● **TASK INPUT**:
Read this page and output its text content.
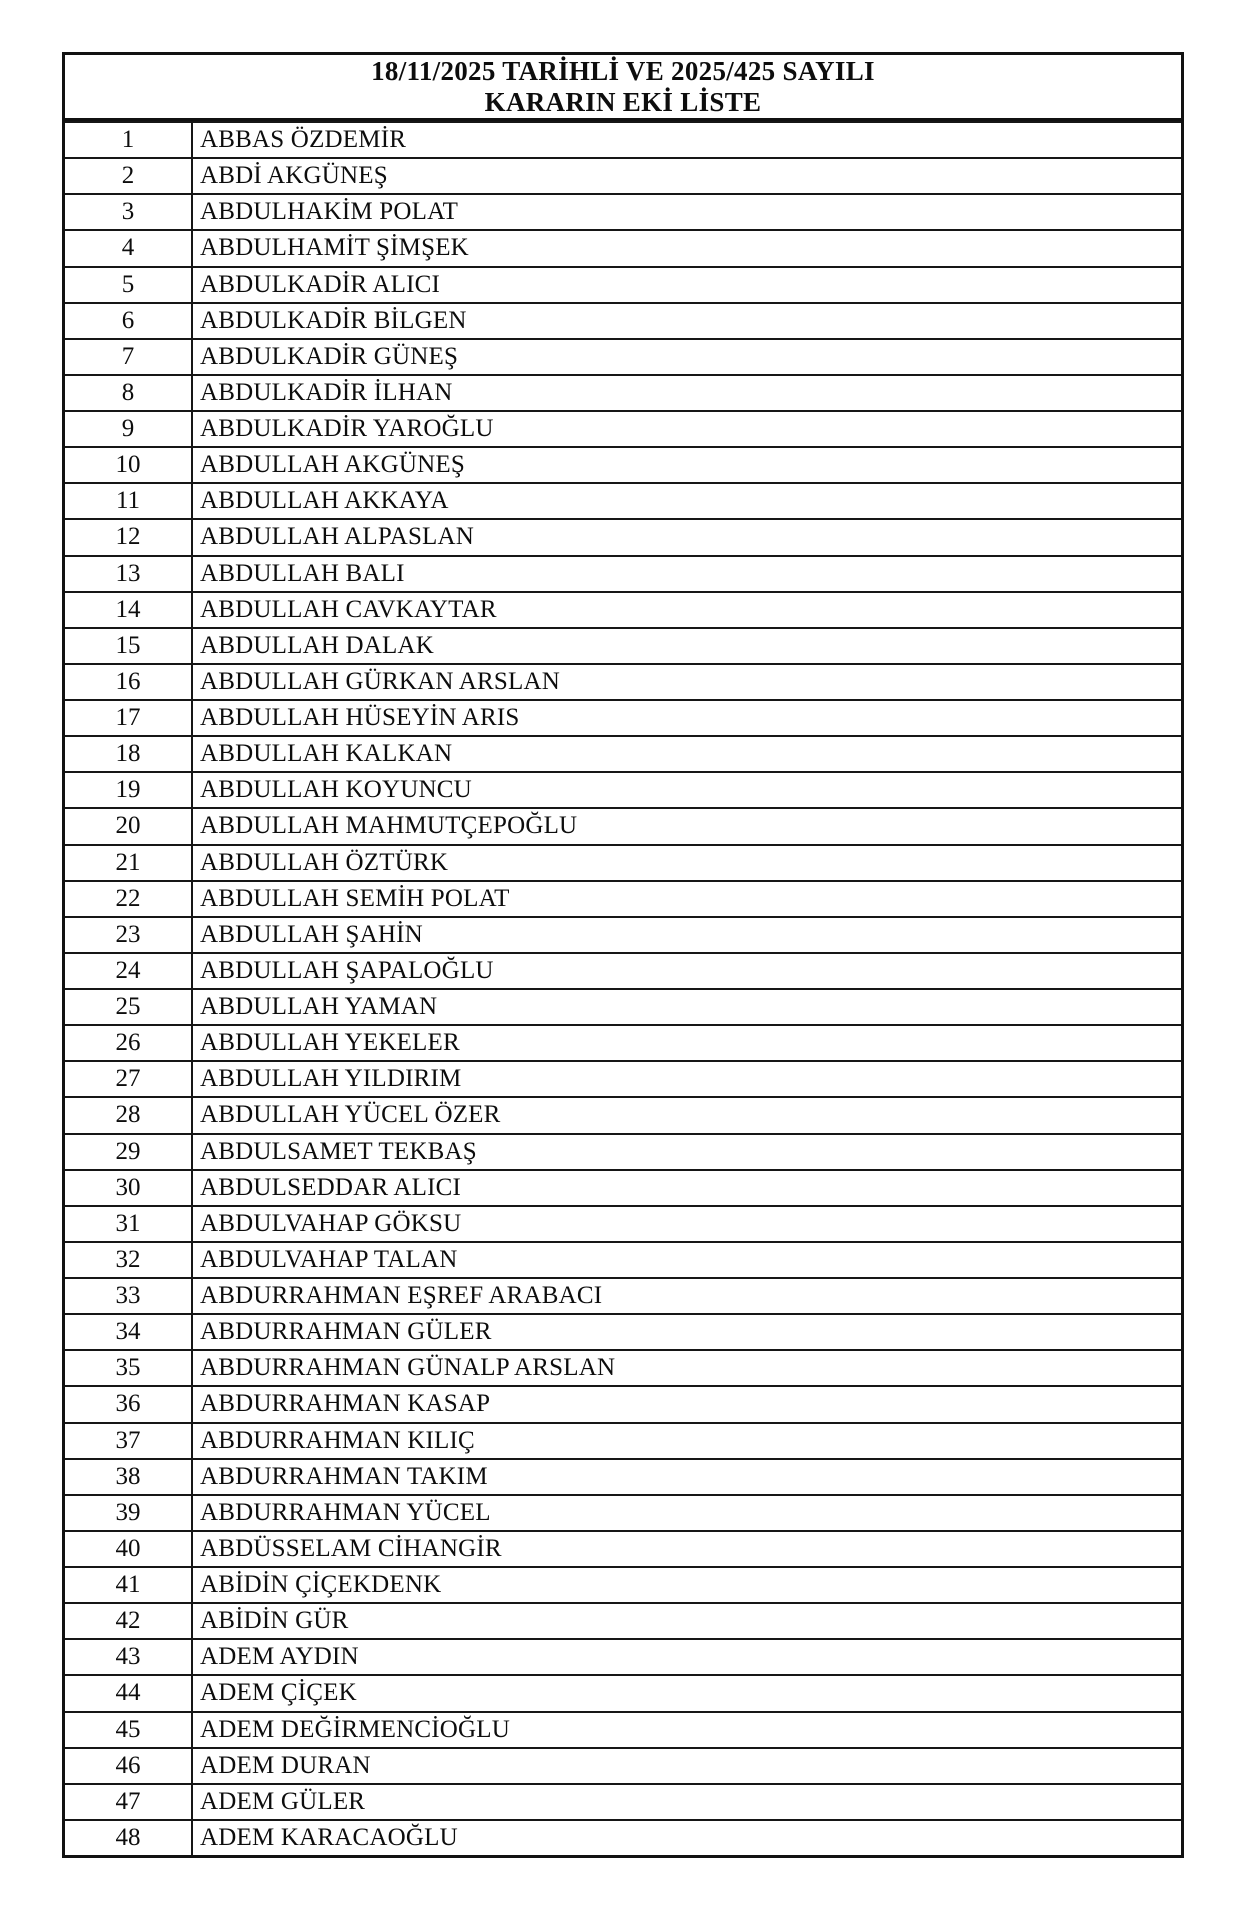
18/11/2025 TARİHLİ VE 2025/425 SAYILI
KARARIN EKİ LİSTE
1	ABBAS ÖZDEMİR
2	ABDİ AKGÜNEŞ
3	ABDULHAKİM POLAT
4	ABDULHAMİT ŞİMŞEK
5	ABDULKADİR ALICI
6	ABDULKADİR BİLGEN
7	ABDULKADİR GÜNEŞ
8	ABDULKADİR İLHAN
9	ABDULKADİR YAROĞLU
10	ABDULLAH AKGÜNEŞ
11	ABDULLAH AKKAYA
12	ABDULLAH ALPASLAN
13	ABDULLAH BALI
14	ABDULLAH CAVKAYTAR
15	ABDULLAH DALAK
16	ABDULLAH GÜRKAN ARSLAN
17	ABDULLAH HÜSEYİN ARIS
18	ABDULLAH KALKAN
19	ABDULLAH KOYUNCU
20	ABDULLAH MAHMUTÇEPOĞLU
21	ABDULLAH ÖZTÜRK
22	ABDULLAH SEMİH POLAT
23	ABDULLAH ŞAHİN
24	ABDULLAH ŞAPALOĞLU
25	ABDULLAH YAMAN
26	ABDULLAH YEKELER
27	ABDULLAH YILDIRIM
28	ABDULLAH YÜCEL ÖZER
29	ABDULSAMET TEKBAŞ
30	ABDULSEDDAR ALICI
31	ABDULVAHAP GÖKSU
32	ABDULVAHAP TALAN
33	ABDURRAHMAN EŞREF ARABACI
34	ABDURRAHMAN GÜLER
35	ABDURRAHMAN GÜNALP ARSLAN
36	ABDURRAHMAN KASAP
37	ABDURRAHMAN KILIÇ
38	ABDURRAHMAN TAKIM
39	ABDURRAHMAN YÜCEL
40	ABDÜSSELAM CİHANGİR
41	ABİDİN ÇİÇEKDENK
42	ABİDİN GÜR
43	ADEM AYDIN
44	ADEM ÇİÇEK
45	ADEM DEĞİRMENCİOĞLU
46	ADEM DURAN
47	ADEM GÜLER
48	ADEM KARACAOĞLU
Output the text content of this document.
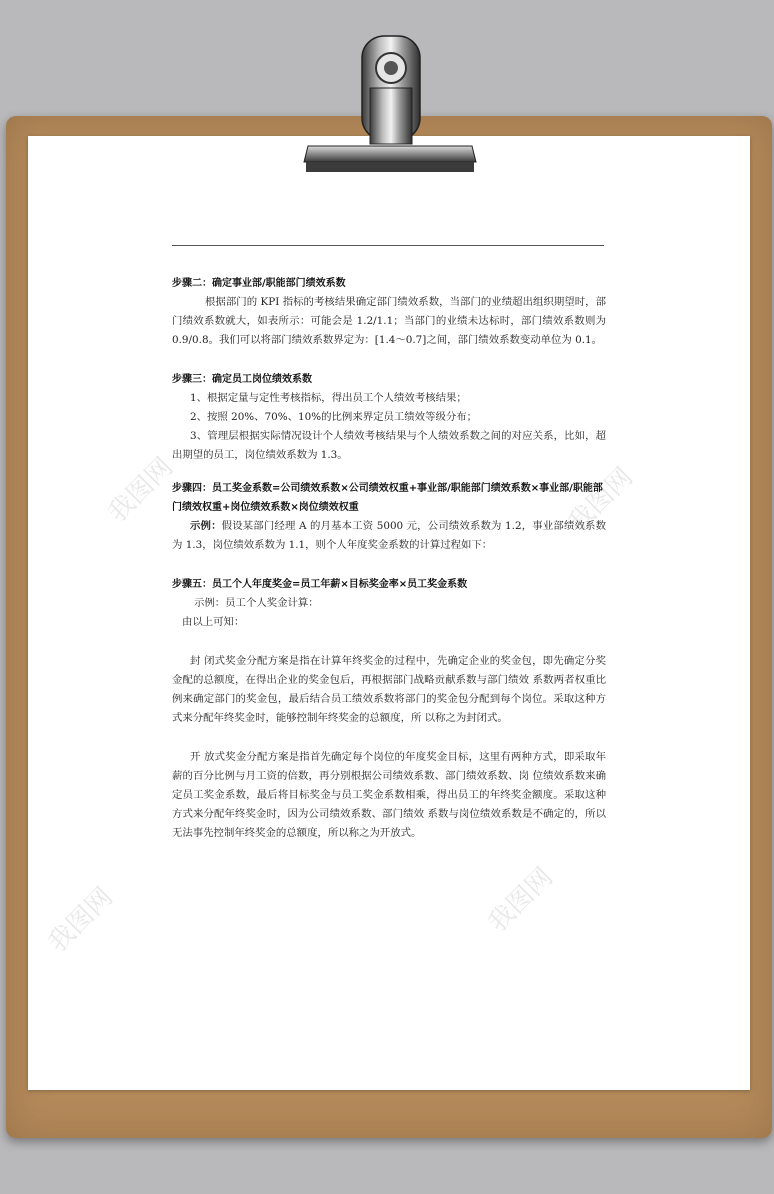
我图网	我图网
我图网	我图网
步骤二：确定事业部/职能部门绩效系数

根据部门的 KPI 指标的考核结果确定部门绩效系数，当部门的业绩超出组织期望时，部门绩效系数就大，如表所示：可能会是 1.2/1.1；当部门的业绩未达标时，部门绩效系数则为 0.9/0.8。我们可以将部门绩效系数界定为：[1.4～0.7]之间，部门绩效系数变动单位为 0.1。

步骤三：确定员工岗位绩效系数

1、根据定量与定性考核指标，得出员工个人绩效考核结果；

2、按照 20%、70%、10%的比例来界定员工绩效等级分布；

3、管理层根据实际情况设计个人绩效考核结果与个人绩效系数之间的对应关系，比如，超出期望的员工，岗位绩效系数为 1.3。

步骤四：员工奖金系数=公司绩效系数×公司绩效权重+事业部/职能部门绩效系数×事业部/职能部门绩效权重+岗位绩效系数×岗位绩效权重

示例：假设某部门经理 A 的月基本工资 5000 元，公司绩效系数为 1.2，事业部绩效系数为 1.3，岗位绩效系数为 1.1，则个人年度奖金系数的计算过程如下：

步骤五：员工个人年度奖金=员工年薪×目标奖金率×员工奖金系数

示例：员工个人奖金计算：

由以上可知：

封 闭式奖金分配方案是指在计算年终奖金的过程中，先确定企业的奖金包，即先确定分奖金配的总额度，在得出企业的奖金包后，再根据部门战略贡献系数与部门绩效 系数两者权重比例来确定部门的奖金包，最后结合员工绩效系数将部门的奖金包分配到每个岗位。采取这种方式来分配年终奖金时，能够控制年终奖金的总额度，所 以称之为封闭式。

开 放式奖金分配方案是指首先确定每个岗位的年度奖金目标，这里有两种方式，即采取年薪的百分比例与月工资的倍数，再分别根据公司绩效系数、部门绩效系数、岗 位绩效系数来确定员工奖金系数，最后将目标奖金与员工奖金系数相乘，得出员工的年终奖金额度。采取这种方式来分配年终奖金时，因为公司绩效系数、部门绩效 系数与岗位绩效系数是不确定的，所以无法事先控制年终奖金的总额度，所以称之为开放式。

● **OBJECTIVE**:
Using the records above, find and show each line with the string "ABDULVAHAP".

● **RESPONSE**:
31	ABDULVAHAP GÖKSU
32	ABDULVAHAP TALAN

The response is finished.